» **TO BE DONE**:
Gather all lines from the material that contain the word "Stand".

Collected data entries
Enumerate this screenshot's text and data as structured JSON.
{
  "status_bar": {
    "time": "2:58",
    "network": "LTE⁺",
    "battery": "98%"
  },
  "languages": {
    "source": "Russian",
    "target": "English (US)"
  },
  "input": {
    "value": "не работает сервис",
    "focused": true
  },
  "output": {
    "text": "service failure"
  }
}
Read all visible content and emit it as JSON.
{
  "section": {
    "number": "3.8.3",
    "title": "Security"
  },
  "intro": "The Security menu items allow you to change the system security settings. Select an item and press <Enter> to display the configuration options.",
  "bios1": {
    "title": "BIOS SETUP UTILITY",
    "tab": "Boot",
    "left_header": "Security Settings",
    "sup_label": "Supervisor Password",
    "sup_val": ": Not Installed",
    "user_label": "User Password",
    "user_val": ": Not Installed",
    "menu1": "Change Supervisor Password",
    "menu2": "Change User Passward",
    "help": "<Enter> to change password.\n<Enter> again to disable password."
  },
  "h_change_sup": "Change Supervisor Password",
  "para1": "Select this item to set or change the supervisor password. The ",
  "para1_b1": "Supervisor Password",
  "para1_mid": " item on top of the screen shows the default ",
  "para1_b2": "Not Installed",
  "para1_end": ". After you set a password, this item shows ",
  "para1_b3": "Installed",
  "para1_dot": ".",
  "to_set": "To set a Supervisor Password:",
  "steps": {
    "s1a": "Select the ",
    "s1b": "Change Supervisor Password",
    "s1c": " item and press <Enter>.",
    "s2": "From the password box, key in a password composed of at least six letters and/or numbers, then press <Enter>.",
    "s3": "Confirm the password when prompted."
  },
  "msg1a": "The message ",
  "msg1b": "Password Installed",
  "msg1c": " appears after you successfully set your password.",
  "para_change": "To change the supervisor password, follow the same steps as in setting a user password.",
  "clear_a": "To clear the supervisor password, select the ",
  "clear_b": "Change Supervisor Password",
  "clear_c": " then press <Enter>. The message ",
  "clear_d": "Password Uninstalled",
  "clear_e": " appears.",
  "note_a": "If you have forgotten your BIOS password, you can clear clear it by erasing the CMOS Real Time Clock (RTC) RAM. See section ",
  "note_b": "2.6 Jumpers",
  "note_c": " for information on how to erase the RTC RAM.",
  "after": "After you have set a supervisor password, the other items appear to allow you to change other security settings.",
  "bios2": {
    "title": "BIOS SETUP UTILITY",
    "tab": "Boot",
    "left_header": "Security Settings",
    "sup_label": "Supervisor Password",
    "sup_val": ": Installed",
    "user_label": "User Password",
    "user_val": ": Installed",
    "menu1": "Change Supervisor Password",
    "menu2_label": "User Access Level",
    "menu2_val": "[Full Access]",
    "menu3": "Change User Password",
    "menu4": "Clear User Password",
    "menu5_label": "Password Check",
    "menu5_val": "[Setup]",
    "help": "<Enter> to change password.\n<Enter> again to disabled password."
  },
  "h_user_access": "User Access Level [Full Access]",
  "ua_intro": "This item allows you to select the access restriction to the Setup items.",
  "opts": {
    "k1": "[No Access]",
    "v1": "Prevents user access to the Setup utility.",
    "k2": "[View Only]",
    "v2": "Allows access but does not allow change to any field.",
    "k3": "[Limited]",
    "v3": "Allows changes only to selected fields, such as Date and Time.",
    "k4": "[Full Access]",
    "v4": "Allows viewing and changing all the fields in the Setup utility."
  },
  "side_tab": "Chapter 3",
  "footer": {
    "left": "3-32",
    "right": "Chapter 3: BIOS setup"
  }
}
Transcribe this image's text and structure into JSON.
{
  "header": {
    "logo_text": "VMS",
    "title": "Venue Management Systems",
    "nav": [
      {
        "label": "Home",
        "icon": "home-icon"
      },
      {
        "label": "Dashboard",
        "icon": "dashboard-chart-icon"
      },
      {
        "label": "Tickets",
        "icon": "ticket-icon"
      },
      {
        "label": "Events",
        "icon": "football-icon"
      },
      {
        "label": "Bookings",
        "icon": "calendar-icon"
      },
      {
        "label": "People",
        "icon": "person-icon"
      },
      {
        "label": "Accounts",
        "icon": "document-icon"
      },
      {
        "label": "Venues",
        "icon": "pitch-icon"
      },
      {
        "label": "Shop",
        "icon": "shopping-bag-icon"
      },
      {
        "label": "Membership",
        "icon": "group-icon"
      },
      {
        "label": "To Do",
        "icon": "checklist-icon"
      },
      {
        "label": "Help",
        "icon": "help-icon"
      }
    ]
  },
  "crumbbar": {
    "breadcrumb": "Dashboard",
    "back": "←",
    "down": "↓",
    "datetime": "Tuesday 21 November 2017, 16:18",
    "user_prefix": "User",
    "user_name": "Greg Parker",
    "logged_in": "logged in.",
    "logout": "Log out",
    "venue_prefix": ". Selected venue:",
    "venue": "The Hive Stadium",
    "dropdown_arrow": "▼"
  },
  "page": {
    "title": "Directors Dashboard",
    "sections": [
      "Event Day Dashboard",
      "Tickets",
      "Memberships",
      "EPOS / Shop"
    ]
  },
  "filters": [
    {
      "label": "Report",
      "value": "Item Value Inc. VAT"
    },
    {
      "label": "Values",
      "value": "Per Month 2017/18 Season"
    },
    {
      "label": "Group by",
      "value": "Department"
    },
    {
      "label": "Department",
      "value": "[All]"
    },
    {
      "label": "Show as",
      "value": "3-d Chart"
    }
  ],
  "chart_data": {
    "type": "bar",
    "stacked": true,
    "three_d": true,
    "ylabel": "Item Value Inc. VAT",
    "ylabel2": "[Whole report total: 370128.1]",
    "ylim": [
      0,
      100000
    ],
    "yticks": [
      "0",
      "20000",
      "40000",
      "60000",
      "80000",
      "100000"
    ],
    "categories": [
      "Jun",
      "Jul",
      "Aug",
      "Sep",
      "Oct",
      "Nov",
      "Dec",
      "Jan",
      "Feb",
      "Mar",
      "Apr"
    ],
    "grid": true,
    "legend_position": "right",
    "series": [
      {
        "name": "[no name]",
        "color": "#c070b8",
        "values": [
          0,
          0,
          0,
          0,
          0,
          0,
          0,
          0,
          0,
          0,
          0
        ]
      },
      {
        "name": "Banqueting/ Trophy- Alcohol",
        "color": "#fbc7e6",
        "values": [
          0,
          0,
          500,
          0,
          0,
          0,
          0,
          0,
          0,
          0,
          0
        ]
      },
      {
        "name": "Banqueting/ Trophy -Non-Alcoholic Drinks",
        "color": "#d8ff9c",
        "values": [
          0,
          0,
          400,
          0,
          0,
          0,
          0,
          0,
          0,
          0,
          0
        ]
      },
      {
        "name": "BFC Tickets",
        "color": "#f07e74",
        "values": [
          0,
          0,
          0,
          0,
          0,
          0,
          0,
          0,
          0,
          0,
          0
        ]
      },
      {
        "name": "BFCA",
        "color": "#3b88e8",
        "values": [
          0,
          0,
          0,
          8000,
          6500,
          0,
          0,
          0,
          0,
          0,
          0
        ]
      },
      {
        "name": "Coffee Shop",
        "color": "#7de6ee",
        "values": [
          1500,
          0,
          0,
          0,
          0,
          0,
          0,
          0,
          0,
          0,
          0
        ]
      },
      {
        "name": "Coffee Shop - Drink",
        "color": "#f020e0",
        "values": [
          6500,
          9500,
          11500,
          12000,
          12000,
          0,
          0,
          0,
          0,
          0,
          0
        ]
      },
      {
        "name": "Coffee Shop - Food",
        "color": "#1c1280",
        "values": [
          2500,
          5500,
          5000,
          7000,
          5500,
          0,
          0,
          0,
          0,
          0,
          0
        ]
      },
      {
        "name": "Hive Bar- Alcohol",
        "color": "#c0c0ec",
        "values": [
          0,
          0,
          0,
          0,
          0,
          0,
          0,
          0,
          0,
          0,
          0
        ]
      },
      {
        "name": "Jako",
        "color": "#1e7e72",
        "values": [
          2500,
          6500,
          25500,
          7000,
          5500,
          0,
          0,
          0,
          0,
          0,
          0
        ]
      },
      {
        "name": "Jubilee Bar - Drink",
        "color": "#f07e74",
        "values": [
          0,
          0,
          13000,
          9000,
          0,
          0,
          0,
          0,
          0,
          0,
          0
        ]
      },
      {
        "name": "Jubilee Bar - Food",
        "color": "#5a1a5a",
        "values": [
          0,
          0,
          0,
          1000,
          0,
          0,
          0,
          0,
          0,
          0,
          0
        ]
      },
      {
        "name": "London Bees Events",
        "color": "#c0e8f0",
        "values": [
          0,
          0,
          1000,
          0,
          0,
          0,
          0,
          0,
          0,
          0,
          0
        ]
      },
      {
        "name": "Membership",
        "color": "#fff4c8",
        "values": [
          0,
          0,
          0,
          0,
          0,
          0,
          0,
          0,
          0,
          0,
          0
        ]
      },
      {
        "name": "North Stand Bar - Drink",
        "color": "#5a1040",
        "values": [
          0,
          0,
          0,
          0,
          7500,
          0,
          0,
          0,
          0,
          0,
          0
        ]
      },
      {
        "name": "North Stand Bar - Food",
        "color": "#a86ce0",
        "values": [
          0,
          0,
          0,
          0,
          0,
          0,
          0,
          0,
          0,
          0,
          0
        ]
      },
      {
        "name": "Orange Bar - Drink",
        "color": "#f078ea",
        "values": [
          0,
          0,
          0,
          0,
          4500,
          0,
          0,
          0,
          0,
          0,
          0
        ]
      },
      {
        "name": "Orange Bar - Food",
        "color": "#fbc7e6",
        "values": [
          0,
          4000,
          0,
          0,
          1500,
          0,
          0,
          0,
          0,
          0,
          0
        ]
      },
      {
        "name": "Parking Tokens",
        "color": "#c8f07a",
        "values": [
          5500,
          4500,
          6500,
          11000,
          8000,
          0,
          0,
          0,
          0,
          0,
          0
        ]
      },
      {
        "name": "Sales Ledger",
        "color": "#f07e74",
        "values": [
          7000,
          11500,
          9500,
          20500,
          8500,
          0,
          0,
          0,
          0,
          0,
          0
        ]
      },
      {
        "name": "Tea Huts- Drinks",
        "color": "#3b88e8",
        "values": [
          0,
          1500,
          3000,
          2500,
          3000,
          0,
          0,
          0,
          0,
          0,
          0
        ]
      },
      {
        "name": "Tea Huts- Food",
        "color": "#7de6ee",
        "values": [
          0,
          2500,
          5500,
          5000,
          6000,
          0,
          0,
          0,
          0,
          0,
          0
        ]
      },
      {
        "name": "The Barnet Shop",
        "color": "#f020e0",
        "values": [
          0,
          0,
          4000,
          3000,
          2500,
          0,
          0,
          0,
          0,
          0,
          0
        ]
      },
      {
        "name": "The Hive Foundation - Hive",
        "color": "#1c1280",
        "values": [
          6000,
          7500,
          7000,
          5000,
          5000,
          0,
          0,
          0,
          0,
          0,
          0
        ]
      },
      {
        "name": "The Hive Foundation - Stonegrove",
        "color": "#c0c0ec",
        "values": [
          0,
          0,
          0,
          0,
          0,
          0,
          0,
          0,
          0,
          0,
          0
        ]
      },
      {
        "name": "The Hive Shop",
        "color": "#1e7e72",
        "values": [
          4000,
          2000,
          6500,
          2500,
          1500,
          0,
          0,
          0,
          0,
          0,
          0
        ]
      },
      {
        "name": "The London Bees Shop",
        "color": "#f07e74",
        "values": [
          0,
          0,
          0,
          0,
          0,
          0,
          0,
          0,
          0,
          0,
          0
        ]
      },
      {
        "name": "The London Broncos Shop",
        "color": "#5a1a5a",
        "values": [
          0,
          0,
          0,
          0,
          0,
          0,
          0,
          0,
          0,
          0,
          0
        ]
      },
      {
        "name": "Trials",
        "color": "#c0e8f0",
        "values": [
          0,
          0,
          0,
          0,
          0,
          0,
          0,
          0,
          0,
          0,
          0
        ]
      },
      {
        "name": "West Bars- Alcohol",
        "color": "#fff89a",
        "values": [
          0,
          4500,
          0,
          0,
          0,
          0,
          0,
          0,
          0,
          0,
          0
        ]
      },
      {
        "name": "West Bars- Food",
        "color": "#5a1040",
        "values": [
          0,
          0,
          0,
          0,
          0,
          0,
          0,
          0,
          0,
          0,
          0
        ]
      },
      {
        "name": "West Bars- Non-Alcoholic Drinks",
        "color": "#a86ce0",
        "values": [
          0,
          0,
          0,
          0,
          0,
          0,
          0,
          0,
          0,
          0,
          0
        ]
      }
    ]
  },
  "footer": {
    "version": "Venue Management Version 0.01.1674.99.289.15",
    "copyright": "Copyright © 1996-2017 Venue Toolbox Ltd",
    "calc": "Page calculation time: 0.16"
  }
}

» **ANSWER FOR THIS EXERCISE**:
        "name": "North Stand Bar - Drink",
        "name": "North Stand Bar - Food",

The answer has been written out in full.